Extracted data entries
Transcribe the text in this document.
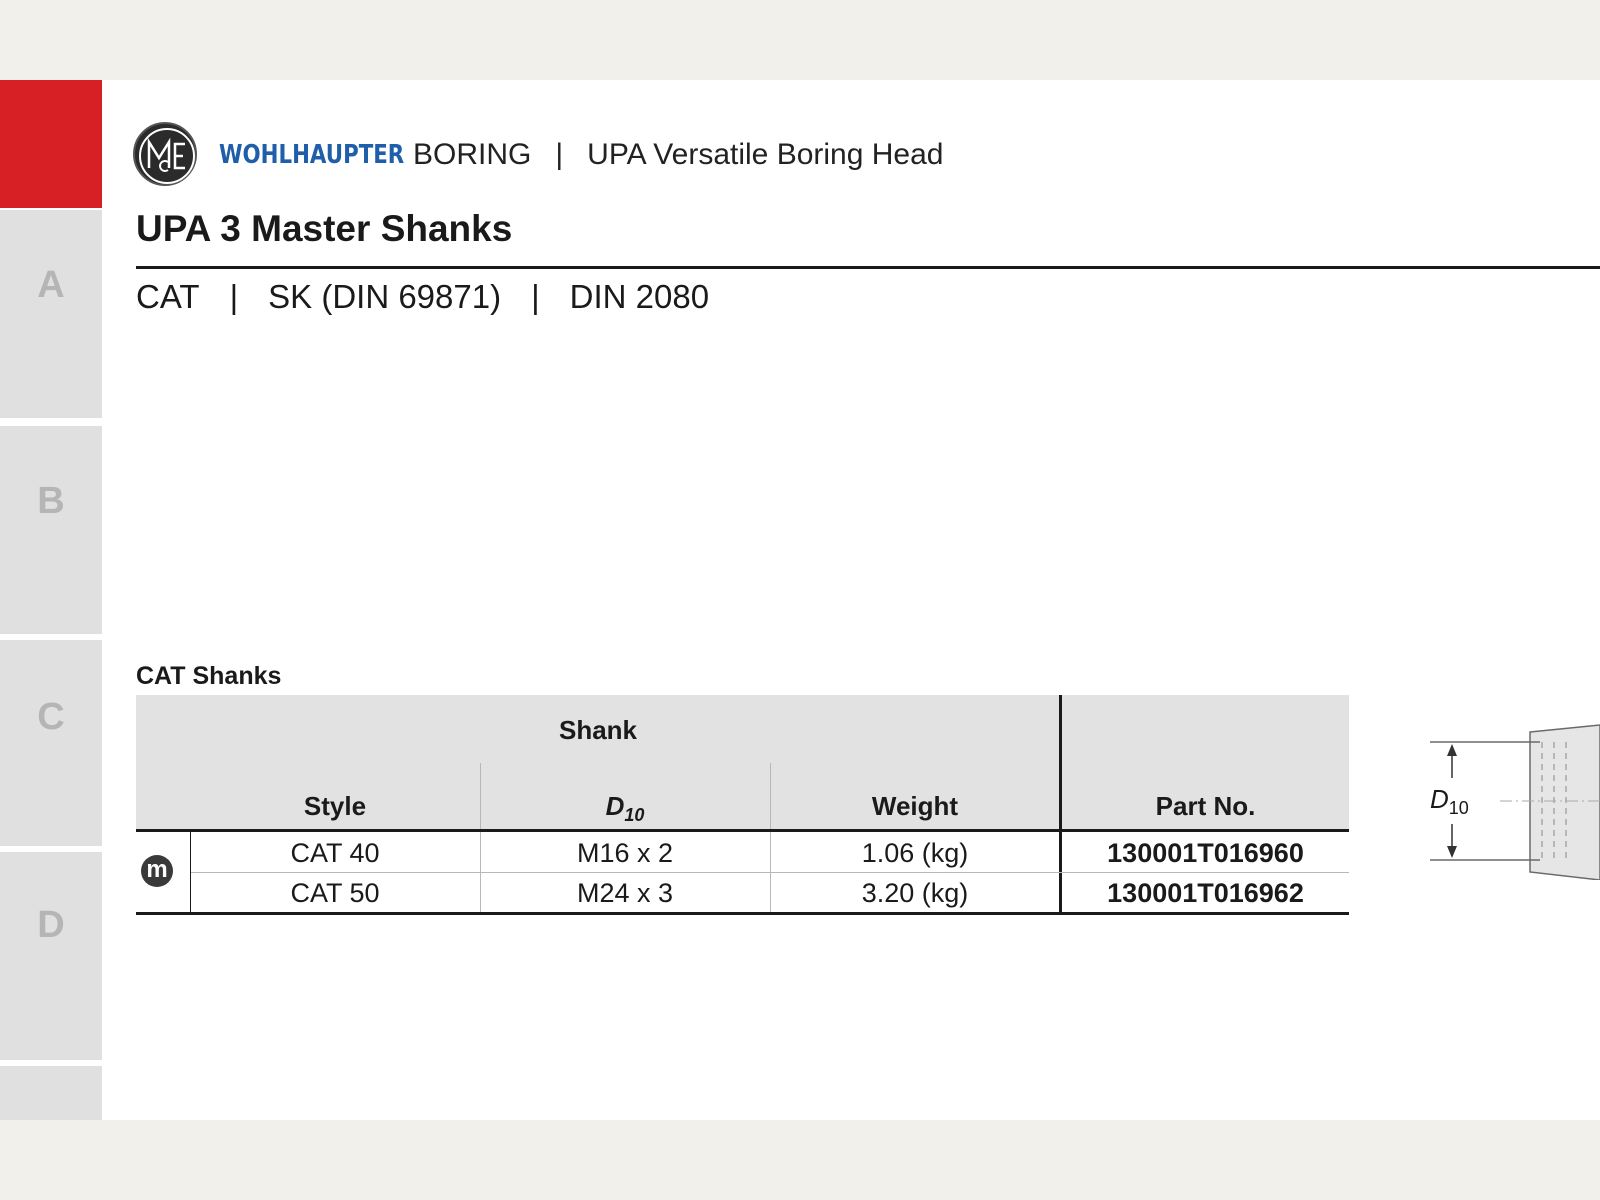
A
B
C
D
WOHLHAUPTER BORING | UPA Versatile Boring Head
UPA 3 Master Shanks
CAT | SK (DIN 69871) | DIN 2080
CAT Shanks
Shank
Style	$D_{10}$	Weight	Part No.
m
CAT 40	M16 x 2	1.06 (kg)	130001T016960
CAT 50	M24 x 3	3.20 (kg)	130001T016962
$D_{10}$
* * *
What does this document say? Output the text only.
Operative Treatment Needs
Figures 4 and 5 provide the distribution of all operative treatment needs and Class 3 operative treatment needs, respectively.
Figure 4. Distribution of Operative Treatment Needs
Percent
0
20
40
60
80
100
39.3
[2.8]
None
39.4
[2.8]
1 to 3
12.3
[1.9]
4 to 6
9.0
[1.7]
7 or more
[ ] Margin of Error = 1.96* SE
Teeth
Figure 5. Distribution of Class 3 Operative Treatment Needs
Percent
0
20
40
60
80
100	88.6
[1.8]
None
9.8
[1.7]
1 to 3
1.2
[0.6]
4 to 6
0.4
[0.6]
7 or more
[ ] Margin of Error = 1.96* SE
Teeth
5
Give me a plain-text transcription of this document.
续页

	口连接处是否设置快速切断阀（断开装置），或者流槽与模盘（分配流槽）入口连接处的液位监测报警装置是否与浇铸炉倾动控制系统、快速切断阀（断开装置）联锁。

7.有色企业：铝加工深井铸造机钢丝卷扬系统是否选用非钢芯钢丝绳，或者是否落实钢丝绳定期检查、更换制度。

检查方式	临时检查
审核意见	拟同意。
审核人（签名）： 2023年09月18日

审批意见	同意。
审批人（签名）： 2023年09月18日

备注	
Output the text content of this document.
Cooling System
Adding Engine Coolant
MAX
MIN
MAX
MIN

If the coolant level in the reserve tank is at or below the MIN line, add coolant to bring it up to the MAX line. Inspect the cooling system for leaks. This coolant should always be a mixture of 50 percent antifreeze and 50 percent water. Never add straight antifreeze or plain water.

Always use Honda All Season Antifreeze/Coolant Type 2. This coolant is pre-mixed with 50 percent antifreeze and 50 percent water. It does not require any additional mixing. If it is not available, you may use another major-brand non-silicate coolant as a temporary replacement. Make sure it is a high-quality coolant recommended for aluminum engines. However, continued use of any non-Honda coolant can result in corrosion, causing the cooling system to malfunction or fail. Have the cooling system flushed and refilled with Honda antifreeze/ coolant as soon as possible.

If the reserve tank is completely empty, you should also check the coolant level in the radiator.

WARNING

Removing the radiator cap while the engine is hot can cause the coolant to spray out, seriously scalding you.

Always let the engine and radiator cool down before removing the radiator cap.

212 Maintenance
* * *
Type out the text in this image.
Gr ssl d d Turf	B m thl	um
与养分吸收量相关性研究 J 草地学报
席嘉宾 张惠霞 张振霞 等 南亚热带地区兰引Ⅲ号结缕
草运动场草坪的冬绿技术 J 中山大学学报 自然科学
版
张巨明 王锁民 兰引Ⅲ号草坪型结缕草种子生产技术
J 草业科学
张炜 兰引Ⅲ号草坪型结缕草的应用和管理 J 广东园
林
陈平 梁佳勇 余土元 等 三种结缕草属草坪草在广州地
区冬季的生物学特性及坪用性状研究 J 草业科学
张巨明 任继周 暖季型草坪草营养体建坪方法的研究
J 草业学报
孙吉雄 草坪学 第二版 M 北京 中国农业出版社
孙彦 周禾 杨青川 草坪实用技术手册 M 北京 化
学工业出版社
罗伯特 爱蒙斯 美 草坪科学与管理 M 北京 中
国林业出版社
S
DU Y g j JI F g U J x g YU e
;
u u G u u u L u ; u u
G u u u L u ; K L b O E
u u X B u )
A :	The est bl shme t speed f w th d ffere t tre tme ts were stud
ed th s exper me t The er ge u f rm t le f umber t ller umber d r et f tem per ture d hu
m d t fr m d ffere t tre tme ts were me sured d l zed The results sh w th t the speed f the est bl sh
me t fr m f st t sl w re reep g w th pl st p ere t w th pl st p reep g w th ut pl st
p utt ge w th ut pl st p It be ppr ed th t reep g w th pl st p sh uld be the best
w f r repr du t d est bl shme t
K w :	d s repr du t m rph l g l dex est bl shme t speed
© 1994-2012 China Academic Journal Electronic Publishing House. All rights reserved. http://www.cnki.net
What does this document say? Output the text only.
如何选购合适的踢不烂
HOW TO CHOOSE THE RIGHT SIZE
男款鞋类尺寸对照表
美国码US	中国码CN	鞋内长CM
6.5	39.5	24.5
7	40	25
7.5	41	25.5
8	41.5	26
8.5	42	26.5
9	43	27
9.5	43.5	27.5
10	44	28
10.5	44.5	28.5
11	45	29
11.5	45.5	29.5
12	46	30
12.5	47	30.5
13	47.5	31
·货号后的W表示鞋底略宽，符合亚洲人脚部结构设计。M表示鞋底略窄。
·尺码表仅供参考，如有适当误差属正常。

#### DIRECTIONS:
Check every line for "speed" and show the ones that have it.

#### EXPECTED ANSWER:
A :	The est bl shme t speed f w th d ffere t tre tme ts were stud
m d t fr m d ffere t tre tme ts were me sured d l zed The results sh w th t the speed f the est bl sh
K w :	d s repr du t m rph l g l dex est bl shme t speed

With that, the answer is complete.